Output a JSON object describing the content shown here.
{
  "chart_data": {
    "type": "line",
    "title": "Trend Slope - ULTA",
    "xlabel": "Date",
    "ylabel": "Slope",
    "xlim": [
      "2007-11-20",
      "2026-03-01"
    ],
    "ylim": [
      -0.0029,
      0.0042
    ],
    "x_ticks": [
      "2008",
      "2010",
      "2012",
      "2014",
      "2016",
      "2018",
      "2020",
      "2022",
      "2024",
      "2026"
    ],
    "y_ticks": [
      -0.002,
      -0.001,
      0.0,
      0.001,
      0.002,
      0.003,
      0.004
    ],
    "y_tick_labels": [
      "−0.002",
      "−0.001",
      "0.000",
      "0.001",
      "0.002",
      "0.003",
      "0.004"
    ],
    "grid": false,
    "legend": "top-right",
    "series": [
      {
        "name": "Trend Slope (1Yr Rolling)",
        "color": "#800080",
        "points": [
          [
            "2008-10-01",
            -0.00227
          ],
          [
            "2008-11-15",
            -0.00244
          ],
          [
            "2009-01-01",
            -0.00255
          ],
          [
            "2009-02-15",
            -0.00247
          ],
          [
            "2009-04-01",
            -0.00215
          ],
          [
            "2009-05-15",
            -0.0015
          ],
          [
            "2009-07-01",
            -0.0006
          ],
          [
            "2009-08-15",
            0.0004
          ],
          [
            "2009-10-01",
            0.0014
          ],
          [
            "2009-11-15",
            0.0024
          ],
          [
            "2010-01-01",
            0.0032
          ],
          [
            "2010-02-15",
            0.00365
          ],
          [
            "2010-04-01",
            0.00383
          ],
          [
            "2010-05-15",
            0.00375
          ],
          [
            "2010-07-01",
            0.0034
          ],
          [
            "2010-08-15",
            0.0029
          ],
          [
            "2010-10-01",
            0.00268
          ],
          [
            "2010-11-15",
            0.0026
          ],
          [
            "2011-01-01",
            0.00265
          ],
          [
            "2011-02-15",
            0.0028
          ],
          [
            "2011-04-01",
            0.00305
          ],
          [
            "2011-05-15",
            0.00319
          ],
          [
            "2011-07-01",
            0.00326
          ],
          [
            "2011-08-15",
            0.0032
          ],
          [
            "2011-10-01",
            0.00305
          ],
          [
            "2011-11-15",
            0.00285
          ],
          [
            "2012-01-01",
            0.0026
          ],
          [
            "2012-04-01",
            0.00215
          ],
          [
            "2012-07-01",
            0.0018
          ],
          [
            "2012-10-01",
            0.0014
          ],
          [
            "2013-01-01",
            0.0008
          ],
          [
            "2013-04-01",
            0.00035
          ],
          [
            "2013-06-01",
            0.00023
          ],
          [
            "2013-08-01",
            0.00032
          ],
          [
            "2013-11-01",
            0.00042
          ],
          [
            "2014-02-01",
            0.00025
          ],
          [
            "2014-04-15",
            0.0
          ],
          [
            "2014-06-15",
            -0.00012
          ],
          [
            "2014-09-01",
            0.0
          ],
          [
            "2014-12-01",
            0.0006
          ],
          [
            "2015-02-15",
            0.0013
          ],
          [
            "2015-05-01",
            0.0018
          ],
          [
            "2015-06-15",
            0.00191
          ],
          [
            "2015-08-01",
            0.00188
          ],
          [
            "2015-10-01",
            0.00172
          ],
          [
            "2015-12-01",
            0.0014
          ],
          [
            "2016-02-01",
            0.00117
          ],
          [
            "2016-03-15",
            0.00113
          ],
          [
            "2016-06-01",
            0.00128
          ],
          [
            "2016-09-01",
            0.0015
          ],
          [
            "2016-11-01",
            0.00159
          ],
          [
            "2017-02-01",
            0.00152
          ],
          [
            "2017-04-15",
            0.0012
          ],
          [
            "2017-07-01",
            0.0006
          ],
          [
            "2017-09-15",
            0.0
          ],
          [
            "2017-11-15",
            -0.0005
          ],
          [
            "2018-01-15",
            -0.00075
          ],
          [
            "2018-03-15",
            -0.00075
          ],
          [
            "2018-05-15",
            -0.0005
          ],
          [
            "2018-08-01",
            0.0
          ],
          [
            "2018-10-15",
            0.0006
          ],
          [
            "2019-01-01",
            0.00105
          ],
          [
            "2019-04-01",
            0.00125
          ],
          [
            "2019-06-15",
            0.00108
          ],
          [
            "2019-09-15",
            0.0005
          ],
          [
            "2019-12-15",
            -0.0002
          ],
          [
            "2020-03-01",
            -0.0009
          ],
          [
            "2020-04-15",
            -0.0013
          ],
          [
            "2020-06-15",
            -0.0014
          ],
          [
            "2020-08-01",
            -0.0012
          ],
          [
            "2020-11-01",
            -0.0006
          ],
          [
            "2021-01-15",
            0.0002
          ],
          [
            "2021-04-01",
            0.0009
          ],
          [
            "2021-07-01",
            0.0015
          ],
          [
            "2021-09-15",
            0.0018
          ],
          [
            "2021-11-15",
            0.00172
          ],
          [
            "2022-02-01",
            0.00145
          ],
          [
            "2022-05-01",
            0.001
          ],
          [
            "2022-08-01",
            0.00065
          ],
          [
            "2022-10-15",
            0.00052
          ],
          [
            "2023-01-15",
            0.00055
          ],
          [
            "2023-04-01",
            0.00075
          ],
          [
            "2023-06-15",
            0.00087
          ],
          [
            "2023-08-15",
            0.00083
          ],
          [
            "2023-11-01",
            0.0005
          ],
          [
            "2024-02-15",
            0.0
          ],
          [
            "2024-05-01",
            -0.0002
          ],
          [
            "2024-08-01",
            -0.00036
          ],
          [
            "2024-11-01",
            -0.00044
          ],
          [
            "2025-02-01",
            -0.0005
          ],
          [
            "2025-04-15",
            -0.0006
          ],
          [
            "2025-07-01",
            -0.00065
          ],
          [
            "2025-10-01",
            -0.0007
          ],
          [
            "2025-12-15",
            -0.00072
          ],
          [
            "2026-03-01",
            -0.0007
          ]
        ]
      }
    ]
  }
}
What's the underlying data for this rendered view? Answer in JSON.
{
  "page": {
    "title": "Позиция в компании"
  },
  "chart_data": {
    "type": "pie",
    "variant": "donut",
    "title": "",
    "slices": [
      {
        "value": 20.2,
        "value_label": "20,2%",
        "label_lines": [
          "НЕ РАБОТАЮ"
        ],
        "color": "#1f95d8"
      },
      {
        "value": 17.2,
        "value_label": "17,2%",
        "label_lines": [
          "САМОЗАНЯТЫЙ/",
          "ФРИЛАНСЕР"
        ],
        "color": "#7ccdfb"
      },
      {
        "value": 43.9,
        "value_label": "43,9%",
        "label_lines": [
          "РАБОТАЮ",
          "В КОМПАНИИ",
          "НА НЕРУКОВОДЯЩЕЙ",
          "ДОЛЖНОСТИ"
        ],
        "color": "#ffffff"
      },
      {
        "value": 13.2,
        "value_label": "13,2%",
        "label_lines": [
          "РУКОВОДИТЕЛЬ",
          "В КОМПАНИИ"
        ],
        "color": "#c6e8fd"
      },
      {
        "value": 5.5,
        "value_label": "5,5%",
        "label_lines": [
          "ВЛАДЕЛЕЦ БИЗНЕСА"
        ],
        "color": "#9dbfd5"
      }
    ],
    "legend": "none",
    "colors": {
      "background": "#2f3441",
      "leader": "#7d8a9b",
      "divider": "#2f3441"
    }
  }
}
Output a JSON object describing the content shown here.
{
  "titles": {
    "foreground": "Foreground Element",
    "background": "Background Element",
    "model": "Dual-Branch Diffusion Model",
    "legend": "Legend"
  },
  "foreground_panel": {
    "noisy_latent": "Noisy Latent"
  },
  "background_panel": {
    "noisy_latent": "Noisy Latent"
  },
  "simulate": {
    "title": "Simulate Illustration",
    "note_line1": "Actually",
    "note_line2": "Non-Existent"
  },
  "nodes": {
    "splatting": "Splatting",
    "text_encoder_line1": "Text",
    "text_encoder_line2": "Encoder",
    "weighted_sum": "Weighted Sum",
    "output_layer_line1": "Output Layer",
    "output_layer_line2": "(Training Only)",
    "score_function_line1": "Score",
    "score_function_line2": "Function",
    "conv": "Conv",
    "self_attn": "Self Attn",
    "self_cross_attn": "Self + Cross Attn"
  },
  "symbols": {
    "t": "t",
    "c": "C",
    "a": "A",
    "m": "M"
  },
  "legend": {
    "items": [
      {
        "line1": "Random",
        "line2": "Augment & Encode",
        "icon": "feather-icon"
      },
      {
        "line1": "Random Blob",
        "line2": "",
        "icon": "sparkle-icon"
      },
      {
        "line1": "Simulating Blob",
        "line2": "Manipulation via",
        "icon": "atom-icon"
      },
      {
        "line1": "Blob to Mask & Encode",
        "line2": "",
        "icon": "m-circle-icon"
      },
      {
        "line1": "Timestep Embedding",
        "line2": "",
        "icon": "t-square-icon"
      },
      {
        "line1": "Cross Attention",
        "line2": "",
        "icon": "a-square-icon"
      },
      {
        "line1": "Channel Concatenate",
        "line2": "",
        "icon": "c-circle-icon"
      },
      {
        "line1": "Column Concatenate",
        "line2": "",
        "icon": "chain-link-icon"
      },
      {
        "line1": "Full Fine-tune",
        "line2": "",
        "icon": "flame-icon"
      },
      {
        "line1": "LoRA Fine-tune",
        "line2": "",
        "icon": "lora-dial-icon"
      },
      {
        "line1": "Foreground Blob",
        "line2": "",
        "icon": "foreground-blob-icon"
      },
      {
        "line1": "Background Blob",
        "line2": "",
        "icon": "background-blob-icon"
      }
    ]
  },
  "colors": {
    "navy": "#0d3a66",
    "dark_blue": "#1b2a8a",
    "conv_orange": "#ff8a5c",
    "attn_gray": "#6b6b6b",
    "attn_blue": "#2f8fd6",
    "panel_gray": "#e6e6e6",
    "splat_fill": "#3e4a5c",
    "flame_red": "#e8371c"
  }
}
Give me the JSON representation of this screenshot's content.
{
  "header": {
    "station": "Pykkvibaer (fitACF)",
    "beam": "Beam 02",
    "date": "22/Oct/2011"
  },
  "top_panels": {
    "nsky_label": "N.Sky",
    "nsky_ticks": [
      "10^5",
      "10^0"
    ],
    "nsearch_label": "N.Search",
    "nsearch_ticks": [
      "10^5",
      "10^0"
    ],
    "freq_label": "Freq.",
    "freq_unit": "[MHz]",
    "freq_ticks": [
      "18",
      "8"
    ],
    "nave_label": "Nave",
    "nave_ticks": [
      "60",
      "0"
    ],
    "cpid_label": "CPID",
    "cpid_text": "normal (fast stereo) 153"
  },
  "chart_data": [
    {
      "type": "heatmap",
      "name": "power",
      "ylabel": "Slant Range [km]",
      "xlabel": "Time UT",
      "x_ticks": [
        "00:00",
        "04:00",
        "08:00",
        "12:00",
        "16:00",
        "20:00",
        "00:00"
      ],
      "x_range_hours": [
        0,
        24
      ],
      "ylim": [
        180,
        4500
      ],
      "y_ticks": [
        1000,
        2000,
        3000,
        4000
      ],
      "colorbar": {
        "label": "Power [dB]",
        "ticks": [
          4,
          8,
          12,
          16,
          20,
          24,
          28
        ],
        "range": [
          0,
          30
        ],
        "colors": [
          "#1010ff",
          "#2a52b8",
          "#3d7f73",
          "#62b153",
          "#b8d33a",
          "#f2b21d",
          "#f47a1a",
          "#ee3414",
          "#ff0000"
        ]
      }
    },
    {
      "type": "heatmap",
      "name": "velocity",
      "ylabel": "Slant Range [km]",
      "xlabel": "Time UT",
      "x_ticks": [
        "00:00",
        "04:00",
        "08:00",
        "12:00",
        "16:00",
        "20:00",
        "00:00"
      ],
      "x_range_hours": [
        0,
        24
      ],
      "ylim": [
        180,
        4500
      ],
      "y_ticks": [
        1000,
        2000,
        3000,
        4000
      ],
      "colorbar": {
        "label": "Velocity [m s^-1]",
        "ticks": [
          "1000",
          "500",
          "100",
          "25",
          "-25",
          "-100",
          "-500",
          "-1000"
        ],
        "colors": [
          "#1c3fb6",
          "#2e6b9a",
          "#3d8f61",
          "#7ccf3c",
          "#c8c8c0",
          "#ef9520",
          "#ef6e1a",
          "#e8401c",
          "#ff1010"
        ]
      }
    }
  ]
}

**GOAL:** State how many lines of the listing above include the word "tune". Give nothing but the number.

**WORKED SOLUTION:** 2